### PROVIDED RECORDS
::::::::::

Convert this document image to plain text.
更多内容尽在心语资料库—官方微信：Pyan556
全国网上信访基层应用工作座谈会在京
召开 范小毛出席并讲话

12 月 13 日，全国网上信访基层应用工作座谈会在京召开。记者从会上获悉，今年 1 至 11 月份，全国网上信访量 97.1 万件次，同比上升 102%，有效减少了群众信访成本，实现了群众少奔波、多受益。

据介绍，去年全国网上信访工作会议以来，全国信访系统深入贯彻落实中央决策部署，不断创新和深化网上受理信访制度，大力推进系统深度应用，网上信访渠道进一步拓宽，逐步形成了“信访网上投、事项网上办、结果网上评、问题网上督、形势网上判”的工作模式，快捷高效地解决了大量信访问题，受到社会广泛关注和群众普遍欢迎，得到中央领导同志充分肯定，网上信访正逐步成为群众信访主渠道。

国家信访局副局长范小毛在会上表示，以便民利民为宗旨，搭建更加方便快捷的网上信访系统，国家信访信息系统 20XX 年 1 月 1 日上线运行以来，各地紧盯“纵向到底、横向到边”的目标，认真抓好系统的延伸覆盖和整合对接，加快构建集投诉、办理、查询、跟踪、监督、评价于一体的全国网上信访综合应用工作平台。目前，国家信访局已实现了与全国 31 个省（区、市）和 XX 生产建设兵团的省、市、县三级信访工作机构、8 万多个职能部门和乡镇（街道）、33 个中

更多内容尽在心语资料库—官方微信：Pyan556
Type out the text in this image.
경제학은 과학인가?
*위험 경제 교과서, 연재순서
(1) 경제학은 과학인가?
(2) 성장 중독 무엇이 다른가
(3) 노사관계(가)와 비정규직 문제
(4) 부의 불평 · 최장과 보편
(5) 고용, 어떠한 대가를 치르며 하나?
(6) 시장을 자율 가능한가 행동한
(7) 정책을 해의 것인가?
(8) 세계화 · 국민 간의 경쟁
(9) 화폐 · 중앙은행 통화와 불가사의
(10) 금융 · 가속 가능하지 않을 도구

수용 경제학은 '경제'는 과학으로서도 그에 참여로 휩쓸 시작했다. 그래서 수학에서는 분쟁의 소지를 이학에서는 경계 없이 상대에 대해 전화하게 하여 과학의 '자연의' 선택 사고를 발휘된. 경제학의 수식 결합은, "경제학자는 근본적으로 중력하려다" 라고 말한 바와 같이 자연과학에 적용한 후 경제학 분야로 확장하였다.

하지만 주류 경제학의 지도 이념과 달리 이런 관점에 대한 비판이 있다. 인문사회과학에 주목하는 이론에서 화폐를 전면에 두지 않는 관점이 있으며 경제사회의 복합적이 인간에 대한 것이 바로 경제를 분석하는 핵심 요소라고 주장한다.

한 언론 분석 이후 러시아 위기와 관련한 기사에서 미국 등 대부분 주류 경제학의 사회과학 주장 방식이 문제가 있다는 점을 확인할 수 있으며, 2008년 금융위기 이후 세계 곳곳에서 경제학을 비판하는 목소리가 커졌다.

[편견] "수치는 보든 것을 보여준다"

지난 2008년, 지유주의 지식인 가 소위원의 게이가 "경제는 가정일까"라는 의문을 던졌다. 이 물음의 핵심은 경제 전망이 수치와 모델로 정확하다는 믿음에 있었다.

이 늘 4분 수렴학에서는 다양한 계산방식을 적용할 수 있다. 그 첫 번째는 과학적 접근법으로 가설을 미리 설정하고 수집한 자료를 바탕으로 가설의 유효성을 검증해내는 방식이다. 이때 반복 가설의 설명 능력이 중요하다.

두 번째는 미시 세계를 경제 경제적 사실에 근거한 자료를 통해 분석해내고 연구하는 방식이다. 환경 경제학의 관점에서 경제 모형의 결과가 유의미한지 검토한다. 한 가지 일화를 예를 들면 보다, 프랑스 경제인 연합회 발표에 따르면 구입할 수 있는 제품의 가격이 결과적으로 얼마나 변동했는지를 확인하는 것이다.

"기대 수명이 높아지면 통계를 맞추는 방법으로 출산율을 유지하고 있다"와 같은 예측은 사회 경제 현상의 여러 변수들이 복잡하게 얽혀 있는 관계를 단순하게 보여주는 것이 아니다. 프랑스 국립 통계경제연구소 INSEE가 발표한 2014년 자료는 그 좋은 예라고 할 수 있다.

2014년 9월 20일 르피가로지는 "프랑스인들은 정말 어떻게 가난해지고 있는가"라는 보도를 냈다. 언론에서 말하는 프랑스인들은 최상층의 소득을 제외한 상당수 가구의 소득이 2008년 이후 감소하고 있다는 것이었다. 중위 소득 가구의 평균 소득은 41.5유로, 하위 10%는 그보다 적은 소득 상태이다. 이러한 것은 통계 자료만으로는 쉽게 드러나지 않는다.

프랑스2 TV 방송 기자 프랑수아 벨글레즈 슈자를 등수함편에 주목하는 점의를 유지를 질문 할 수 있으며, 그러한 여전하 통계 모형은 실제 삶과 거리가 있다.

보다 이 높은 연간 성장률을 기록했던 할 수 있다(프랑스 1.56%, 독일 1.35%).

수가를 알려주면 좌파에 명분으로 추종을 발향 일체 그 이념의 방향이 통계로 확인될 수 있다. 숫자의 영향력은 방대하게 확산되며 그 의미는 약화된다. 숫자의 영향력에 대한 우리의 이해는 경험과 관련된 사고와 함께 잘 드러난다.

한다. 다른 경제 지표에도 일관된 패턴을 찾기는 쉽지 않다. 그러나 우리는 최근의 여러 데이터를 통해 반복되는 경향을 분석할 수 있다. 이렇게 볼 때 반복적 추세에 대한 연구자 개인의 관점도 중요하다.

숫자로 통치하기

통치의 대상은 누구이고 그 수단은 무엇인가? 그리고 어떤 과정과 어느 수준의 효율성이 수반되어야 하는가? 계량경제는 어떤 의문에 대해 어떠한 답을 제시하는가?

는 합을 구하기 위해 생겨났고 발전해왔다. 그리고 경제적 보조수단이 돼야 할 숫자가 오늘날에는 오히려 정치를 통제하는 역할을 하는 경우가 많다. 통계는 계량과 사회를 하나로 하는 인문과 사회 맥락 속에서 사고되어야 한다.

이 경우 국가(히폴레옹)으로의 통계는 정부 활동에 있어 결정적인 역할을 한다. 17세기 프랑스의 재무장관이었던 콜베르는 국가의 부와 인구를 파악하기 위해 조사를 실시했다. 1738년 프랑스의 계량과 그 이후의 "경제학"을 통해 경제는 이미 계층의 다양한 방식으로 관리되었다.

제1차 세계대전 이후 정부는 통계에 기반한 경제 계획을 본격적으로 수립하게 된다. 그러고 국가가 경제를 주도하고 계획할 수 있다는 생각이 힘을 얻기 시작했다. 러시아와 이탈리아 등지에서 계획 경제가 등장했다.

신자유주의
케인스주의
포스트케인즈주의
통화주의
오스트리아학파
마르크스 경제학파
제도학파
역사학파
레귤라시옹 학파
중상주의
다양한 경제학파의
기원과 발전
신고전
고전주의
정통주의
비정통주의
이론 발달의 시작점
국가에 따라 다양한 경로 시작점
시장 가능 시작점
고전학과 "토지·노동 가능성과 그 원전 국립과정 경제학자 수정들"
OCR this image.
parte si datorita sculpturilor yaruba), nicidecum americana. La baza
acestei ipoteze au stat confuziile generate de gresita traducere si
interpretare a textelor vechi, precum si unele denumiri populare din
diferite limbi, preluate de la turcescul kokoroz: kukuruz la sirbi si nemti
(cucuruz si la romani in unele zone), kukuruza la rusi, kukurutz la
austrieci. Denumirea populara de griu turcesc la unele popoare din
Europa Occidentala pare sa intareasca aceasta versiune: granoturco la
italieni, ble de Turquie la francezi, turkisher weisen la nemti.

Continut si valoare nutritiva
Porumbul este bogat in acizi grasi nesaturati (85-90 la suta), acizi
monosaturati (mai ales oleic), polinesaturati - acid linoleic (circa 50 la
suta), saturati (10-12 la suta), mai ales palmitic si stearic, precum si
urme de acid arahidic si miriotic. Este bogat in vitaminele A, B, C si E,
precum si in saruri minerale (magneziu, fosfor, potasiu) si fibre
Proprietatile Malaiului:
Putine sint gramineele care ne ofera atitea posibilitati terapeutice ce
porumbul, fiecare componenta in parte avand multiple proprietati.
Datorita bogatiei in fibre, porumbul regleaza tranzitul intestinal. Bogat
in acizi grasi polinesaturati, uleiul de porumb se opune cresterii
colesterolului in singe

::::::::::

### TASK GOAL
Among the entries, how many lines contain the string "방식이다"? Give the number without anything else.

### RESULT OF THIS TASK
2